BEGIN RECORD SET

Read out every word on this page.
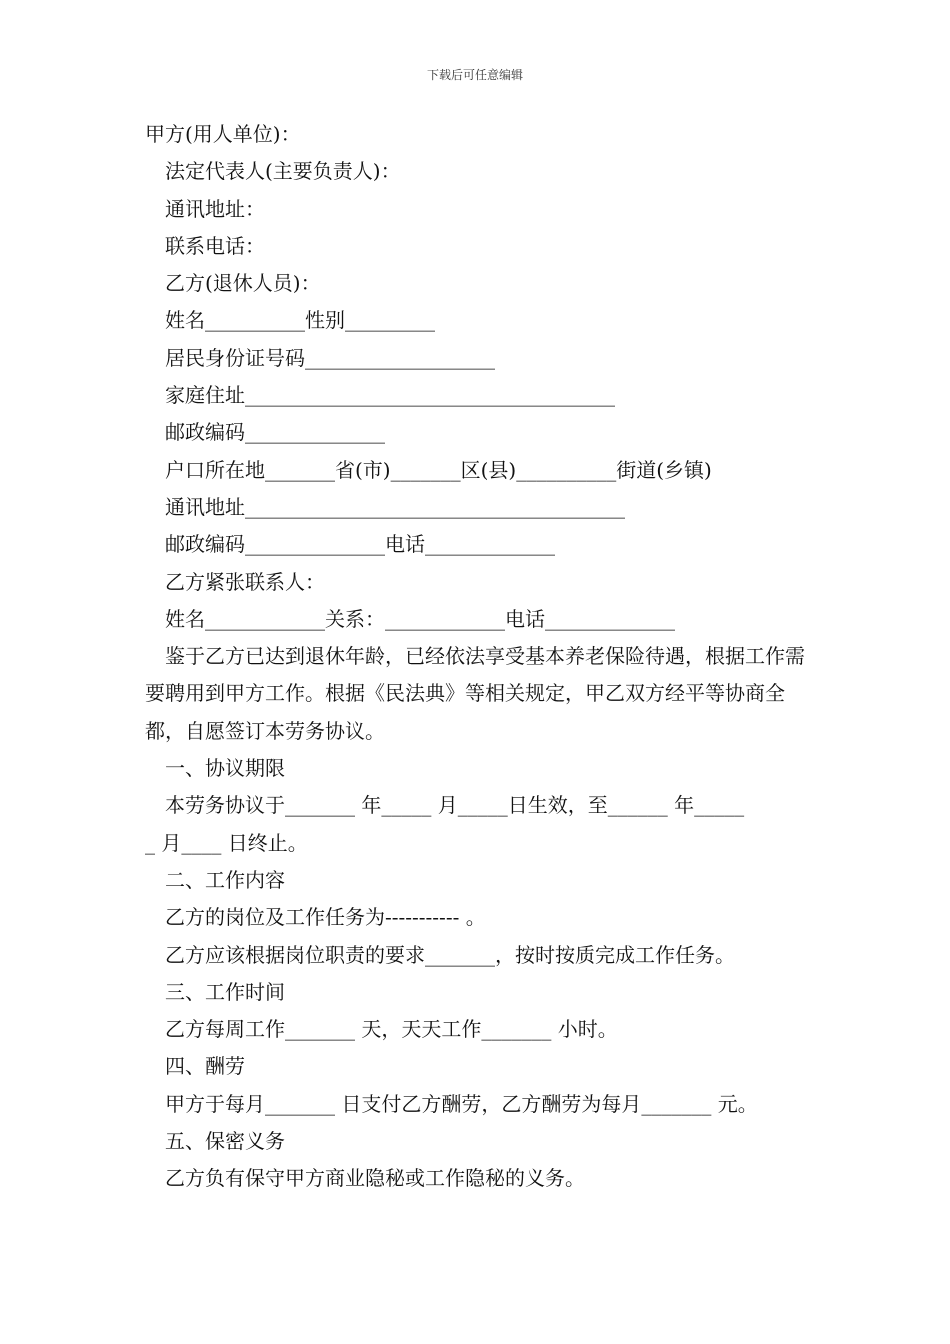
下载后可任意编辑
甲方(用人单位)：
法定代表人(主要负责人)：
通讯地址：
联系电话：
乙方(退休人员)：
姓名__________性别_________
居民身份证号码___________________
家庭住址_____________________________________
邮政编码______________
户口所在地_______省(市)_______区(县)__________街道(乡镇)
通讯地址______________________________________
邮政编码______________电话_____________
乙方紧张联系人：
姓名____________关系：____________电话_____________
鉴于乙方已达到退休年龄，已经依法享受基本养老保险待遇，根据工作需要聘用到甲方工作。根据《民法典》等相关规定，甲乙双方经平等协商全都，自愿签订本劳务协议。
一、协议期限
本劳务协议于_______ 年_____ 月_____日生效，至______ 年_____
_ 月____ 日终止。
二、工作内容
乙方的岗位及工作任务为----------- 。
乙方应该根据岗位职责的要求_______，按时按质完成工作任务。
三、工作时间
乙方每周工作_______ 天，天天工作_______ 小时。
四、酬劳
甲方于每月_______ 日支付乙方酬劳，乙方酬劳为每月_______ 元。
五、保密义务
乙方负有保守甲方商业隐秘或工作隐秘的义务。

END RECORD SET

Return each line of the data, keeping its wording exact and omitting pictures.

Read out every word on this page.
下载后可任意编辑
甲方(用人单位)：
法定代表人(主要负责人)：
通讯地址：
联系电话：
乙方(退休人员)：
姓名__________性别_________
居民身份证号码___________________
家庭住址_____________________________________
邮政编码______________
户口所在地_______省(市)_______区(县)__________街道(乡镇)
通讯地址______________________________________
邮政编码______________电话_____________
乙方紧张联系人：
姓名____________关系：____________电话_____________
鉴于乙方已达到退休年龄，已经依法享受基本养老保险待遇，根据工作需要聘用到甲方工作。根据《民法典》等相关规定，甲乙双方经平等协商全都，自愿签订本劳务协议。
一、协议期限
本劳务协议于_______ 年_____ 月_____日生效，至______ 年_____
_ 月____ 日终止。
二、工作内容
乙方的岗位及工作任务为----------- 。
乙方应该根据岗位职责的要求_______，按时按质完成工作任务。
三、工作时间
乙方每周工作_______ 天，天天工作_______ 小时。
四、酬劳
甲方于每月_______ 日支付乙方酬劳，乙方酬劳为每月_______ 元。
五、保密义务
乙方负有保守甲方商业隐秘或工作隐秘的义务。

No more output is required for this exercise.